--- Start of Data supplied ---

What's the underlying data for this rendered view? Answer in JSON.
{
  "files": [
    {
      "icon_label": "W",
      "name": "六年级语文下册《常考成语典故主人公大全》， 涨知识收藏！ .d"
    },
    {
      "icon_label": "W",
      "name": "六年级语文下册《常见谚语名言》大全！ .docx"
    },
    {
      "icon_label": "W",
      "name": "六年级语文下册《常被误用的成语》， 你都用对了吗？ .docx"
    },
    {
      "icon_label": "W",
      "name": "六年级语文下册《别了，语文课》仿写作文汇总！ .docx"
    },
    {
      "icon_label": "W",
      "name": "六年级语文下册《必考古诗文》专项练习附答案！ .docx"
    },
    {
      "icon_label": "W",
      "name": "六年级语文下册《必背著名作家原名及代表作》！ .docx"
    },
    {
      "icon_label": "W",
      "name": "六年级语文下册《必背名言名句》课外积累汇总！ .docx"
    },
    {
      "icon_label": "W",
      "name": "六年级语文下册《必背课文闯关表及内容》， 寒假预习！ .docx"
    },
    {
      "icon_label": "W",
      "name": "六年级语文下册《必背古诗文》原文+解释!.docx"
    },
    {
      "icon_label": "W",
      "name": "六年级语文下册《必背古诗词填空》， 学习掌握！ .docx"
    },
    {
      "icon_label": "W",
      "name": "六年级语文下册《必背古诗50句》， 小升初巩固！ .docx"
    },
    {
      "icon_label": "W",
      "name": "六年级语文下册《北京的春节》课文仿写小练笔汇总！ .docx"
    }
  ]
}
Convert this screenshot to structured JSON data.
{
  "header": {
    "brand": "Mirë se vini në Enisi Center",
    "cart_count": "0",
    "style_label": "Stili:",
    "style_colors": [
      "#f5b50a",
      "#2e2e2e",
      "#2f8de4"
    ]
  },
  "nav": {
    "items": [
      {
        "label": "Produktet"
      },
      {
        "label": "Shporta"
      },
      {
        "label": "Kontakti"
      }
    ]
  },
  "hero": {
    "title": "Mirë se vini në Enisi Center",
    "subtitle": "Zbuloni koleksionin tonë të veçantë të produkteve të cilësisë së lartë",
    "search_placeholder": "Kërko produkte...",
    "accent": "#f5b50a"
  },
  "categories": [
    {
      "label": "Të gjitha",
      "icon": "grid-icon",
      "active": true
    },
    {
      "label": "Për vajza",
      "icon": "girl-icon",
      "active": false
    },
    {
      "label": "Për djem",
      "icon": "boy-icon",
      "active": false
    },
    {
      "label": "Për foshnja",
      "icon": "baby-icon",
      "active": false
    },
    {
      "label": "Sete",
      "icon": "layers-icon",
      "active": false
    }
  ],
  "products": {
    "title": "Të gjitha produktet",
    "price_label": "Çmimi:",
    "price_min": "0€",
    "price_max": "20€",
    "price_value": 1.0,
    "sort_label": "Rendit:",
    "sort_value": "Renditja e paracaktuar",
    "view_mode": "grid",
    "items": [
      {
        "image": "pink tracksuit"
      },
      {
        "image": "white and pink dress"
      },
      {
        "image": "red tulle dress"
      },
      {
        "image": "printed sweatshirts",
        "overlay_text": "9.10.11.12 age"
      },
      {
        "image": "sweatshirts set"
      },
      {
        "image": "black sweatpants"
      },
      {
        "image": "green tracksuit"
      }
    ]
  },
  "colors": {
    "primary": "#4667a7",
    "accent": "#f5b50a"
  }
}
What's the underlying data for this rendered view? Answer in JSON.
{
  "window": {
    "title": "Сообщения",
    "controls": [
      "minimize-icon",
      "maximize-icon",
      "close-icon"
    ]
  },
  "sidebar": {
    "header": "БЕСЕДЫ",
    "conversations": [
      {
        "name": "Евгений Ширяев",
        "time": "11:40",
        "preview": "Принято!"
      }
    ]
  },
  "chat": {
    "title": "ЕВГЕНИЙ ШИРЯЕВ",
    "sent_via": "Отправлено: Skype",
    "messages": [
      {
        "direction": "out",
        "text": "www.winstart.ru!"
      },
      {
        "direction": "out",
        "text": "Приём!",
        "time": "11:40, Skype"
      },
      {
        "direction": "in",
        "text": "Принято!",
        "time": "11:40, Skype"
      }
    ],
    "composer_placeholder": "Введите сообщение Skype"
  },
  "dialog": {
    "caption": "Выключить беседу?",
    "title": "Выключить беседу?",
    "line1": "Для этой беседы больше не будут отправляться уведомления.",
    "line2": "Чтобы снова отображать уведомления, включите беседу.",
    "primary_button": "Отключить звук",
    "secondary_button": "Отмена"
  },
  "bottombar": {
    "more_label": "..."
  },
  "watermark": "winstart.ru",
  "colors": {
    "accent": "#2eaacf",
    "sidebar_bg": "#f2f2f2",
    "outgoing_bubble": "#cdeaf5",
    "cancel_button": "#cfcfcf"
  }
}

--- End of Data supplied ---

**What the exercise asks**: From the records above, extract every line exactly as it stands.

**Reply to the task**:
What's the underlying data for this rendered view? Answer in JSON.
{
  "files": [
    {
      "icon_label": "W",
      "name": "六年级语文下册《常考成语典故主人公大全》， 涨知识收藏！ .d"
    },
    {
      "icon_label": "W",
      "name": "六年级语文下册《常见谚语名言》大全！ .docx"
    },
    {
      "icon_label": "W",
      "name": "六年级语文下册《常被误用的成语》， 你都用对了吗？ .docx"
    },
    {
      "icon_label": "W",
      "name": "六年级语文下册《别了，语文课》仿写作文汇总！ .docx"
    },
    {
      "icon_label": "W",
      "name": "六年级语文下册《必考古诗文》专项练习附答案！ .docx"
    },
    {
      "icon_label": "W",
      "name": "六年级语文下册《必背著名作家原名及代表作》！ .docx"
    },
    {
      "icon_label": "W",
      "name": "六年级语文下册《必背名言名句》课外积累汇总！ .docx"
    },
    {
      "icon_label": "W",
      "name": "六年级语文下册《必背课文闯关表及内容》， 寒假预习！ .docx"
    },
    {
      "icon_label": "W",
      "name": "六年级语文下册《必背古诗文》原文+解释!.docx"
    },
    {
      "icon_label": "W",
      "name": "六年级语文下册《必背古诗词填空》， 学习掌握！ .docx"
    },
    {
      "icon_label": "W",
      "name": "六年级语文下册《必背古诗50句》， 小升初巩固！ .docx"
    },
    {
      "icon_label": "W",
      "name": "六年级语文下册《北京的春节》课文仿写小练笔汇总！ .docx"
    }
  ]
}
Convert this screenshot to structured JSON data.
{
  "header": {
    "brand": "Mirë se vini në Enisi Center",
    "cart_count": "0",
    "style_label": "Stili:",
    "style_colors": [
      "#f5b50a",
      "#2e2e2e",
      "#2f8de4"
    ]
  },
  "nav": {
    "items": [
      {
        "label": "Produktet"
      },
      {
        "label": "Shporta"
      },
      {
        "label": "Kontakti"
      }
    ]
  },
  "hero": {
    "title": "Mirë se vini në Enisi Center",
    "subtitle": "Zbuloni koleksionin tonë të veçantë të produkteve të cilësisë së lartë",
    "search_placeholder": "Kërko produkte...",
    "accent": "#f5b50a"
  },
  "categories": [
    {
      "label": "Të gjitha",
      "icon": "grid-icon",
      "active": true
    },
    {
      "label": "Për vajza",
      "icon": "girl-icon",
      "active": false
    },
    {
      "label": "Për djem",
      "icon": "boy-icon",
      "active": false
    },
    {
      "label": "Për foshnja",
      "icon": "baby-icon",
      "active": false
    },
    {
      "label": "Sete",
      "icon": "layers-icon",
      "active": false
    }
  ],
  "products": {
    "title": "Të gjitha produktet",
    "price_label": "Çmimi:",
    "price_min": "0€",
    "price_max": "20€",
    "price_value": 1.0,
    "sort_label": "Rendit:",
    "sort_value": "Renditja e paracaktuar",
    "view_mode": "grid",
    "items": [
      {
        "image": "pink tracksuit"
      },
      {
        "image": "white and pink dress"
      },
      {
        "image": "red tulle dress"
      },
      {
        "image": "printed sweatshirts",
        "overlay_text": "9.10.11.12 age"
      },
      {
        "image": "sweatshirts set"
      },
      {
        "image": "black sweatpants"
      },
      {
        "image": "green tracksuit"
      }
    ]
  },
  "colors": {
    "primary": "#4667a7",
    "accent": "#f5b50a"
  }
}
What's the underlying data for this rendered view? Answer in JSON.
{
  "window": {
    "title": "Сообщения",
    "controls": [
      "minimize-icon",
      "maximize-icon",
      "close-icon"
    ]
  },
  "sidebar": {
    "header": "БЕСЕДЫ",
    "conversations": [
      {
        "name": "Евгений Ширяев",
        "time": "11:40",
        "preview": "Принято!"
      }
    ]
  },
  "chat": {
    "title": "ЕВГЕНИЙ ШИРЯЕВ",
    "sent_via": "Отправлено: Skype",
    "messages": [
      {
        "direction": "out",
        "text": "www.winstart.ru!"
      },
      {
        "direction": "out",
        "text": "Приём!",
        "time": "11:40, Skype"
      },
      {
        "direction": "in",
        "text": "Принято!",
        "time": "11:40, Skype"
      }
    ],
    "composer_placeholder": "Введите сообщение Skype"
  },
  "dialog": {
    "caption": "Выключить беседу?",
    "title": "Выключить беседу?",
    "line1": "Для этой беседы больше не будут отправляться уведомления.",
    "line2": "Чтобы снова отображать уведомления, включите беседу.",
    "primary_button": "Отключить звук",
    "secondary_button": "Отмена"
  },
  "bottombar": {
    "more_label": "..."
  },
  "watermark": "winstart.ru",
  "colors": {
    "accent": "#2eaacf",
    "sidebar_bg": "#f2f2f2",
    "outgoing_bubble": "#cdeaf5",
    "cancel_button": "#cfcfcf"
  }
}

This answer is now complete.